EXERCISE DETAILS: Within the data below, state how many lines contain the string "mean". Provide the number only.
--
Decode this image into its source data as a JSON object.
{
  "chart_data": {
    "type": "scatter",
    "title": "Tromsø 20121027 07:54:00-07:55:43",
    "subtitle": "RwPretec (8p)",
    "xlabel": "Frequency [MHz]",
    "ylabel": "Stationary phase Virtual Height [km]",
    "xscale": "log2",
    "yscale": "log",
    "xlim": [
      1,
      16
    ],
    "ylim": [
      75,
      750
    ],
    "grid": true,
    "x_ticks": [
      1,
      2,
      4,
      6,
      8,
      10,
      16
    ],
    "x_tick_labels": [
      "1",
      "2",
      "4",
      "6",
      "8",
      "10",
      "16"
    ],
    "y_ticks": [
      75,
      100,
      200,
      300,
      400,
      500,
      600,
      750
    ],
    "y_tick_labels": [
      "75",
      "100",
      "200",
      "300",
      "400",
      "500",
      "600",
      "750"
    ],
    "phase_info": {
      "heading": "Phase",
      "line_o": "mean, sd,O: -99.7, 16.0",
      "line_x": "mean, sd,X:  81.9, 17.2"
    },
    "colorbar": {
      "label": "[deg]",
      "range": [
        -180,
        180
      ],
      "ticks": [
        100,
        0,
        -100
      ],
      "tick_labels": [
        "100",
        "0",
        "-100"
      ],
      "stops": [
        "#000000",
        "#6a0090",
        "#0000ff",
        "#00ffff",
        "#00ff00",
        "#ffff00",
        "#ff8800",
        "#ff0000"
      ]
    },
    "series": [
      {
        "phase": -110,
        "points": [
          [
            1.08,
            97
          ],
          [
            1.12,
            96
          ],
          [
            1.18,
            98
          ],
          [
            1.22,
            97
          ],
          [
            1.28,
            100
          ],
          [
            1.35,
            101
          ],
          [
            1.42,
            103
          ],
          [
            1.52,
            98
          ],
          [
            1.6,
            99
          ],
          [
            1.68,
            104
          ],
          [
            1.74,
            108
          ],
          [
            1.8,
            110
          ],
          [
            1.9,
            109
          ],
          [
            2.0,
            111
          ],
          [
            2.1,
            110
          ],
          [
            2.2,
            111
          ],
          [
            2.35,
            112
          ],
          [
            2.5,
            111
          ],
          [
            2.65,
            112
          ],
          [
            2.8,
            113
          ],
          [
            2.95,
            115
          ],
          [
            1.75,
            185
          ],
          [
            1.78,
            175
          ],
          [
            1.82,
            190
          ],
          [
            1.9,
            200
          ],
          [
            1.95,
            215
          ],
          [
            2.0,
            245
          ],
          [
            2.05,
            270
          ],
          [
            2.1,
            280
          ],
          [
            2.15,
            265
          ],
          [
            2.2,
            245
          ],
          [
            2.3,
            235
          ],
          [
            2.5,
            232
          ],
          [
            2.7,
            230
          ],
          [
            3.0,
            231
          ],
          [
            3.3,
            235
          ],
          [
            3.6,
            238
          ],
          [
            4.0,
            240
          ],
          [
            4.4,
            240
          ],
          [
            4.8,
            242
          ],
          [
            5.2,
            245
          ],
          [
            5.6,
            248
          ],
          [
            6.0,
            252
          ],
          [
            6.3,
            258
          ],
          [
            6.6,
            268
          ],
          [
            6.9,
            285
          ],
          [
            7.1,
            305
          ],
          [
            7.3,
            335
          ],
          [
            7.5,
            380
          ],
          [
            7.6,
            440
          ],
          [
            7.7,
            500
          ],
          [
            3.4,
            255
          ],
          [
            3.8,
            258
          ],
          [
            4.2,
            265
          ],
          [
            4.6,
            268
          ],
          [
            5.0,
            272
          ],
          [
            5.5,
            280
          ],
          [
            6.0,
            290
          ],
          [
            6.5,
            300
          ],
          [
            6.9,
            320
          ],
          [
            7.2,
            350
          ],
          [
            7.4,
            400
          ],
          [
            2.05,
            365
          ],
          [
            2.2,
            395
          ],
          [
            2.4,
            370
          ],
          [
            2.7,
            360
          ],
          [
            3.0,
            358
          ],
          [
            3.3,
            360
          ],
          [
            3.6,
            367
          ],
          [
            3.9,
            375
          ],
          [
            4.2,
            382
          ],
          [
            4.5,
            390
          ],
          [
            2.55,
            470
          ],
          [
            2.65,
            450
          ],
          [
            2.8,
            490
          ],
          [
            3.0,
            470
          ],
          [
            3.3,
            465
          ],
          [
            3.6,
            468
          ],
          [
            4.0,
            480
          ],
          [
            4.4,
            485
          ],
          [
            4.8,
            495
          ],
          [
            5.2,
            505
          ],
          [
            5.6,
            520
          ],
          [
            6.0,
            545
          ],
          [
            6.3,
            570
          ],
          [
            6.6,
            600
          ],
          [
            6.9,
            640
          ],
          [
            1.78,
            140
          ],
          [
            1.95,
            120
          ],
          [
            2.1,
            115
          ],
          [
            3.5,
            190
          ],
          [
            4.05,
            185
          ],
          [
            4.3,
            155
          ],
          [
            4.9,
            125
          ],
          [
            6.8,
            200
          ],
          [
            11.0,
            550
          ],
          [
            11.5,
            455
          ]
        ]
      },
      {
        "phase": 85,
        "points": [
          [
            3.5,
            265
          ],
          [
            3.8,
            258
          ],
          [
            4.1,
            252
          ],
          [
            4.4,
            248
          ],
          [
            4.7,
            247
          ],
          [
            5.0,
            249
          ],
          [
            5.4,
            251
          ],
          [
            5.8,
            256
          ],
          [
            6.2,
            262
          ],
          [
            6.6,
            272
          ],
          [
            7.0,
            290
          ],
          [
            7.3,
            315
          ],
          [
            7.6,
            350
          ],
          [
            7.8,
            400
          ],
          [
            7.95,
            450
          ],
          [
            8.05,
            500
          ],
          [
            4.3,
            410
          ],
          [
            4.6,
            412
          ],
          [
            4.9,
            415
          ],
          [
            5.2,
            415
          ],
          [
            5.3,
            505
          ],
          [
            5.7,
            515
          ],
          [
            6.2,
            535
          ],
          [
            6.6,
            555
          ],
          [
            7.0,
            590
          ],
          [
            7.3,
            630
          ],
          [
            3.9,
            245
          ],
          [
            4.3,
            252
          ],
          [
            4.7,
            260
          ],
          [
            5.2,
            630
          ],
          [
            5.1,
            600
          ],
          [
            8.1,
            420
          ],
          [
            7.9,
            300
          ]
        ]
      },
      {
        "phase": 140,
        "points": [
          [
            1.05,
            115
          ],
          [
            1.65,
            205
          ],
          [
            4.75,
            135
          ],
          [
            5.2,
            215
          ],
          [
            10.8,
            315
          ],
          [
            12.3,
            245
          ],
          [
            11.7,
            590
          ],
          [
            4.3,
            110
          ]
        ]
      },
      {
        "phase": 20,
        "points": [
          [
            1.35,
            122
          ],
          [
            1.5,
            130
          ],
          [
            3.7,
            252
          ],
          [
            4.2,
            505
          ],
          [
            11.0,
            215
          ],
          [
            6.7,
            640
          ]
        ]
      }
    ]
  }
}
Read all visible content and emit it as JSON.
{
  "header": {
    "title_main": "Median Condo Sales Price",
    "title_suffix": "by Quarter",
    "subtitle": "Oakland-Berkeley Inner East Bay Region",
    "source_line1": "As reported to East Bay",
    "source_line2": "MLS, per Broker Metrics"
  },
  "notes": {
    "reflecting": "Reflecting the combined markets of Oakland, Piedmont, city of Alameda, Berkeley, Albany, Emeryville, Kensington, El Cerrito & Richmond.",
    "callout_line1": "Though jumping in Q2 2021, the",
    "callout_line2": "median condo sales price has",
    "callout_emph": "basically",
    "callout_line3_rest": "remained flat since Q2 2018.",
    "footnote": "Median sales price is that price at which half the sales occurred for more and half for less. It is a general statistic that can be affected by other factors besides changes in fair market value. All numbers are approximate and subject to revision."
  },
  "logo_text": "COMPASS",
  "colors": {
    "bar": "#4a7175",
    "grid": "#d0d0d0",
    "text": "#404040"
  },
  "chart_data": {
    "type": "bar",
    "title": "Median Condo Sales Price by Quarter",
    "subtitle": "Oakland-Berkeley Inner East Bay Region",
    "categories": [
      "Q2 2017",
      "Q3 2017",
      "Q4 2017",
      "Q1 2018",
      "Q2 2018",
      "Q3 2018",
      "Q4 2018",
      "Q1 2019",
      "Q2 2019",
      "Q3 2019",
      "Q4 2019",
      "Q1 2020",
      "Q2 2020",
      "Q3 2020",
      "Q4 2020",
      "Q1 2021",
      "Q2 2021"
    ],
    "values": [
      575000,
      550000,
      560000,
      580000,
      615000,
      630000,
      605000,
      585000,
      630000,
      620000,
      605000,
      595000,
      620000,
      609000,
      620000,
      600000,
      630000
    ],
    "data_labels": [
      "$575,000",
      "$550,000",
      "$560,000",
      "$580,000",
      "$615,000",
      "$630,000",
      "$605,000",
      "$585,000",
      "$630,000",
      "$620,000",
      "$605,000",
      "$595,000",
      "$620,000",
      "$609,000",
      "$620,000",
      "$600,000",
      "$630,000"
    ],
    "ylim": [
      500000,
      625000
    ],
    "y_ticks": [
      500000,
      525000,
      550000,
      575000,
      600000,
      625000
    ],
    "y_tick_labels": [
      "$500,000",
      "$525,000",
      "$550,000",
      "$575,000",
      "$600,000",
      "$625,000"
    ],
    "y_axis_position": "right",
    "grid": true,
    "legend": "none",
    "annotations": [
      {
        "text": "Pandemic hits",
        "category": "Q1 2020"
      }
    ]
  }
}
--
THE REPLY: 2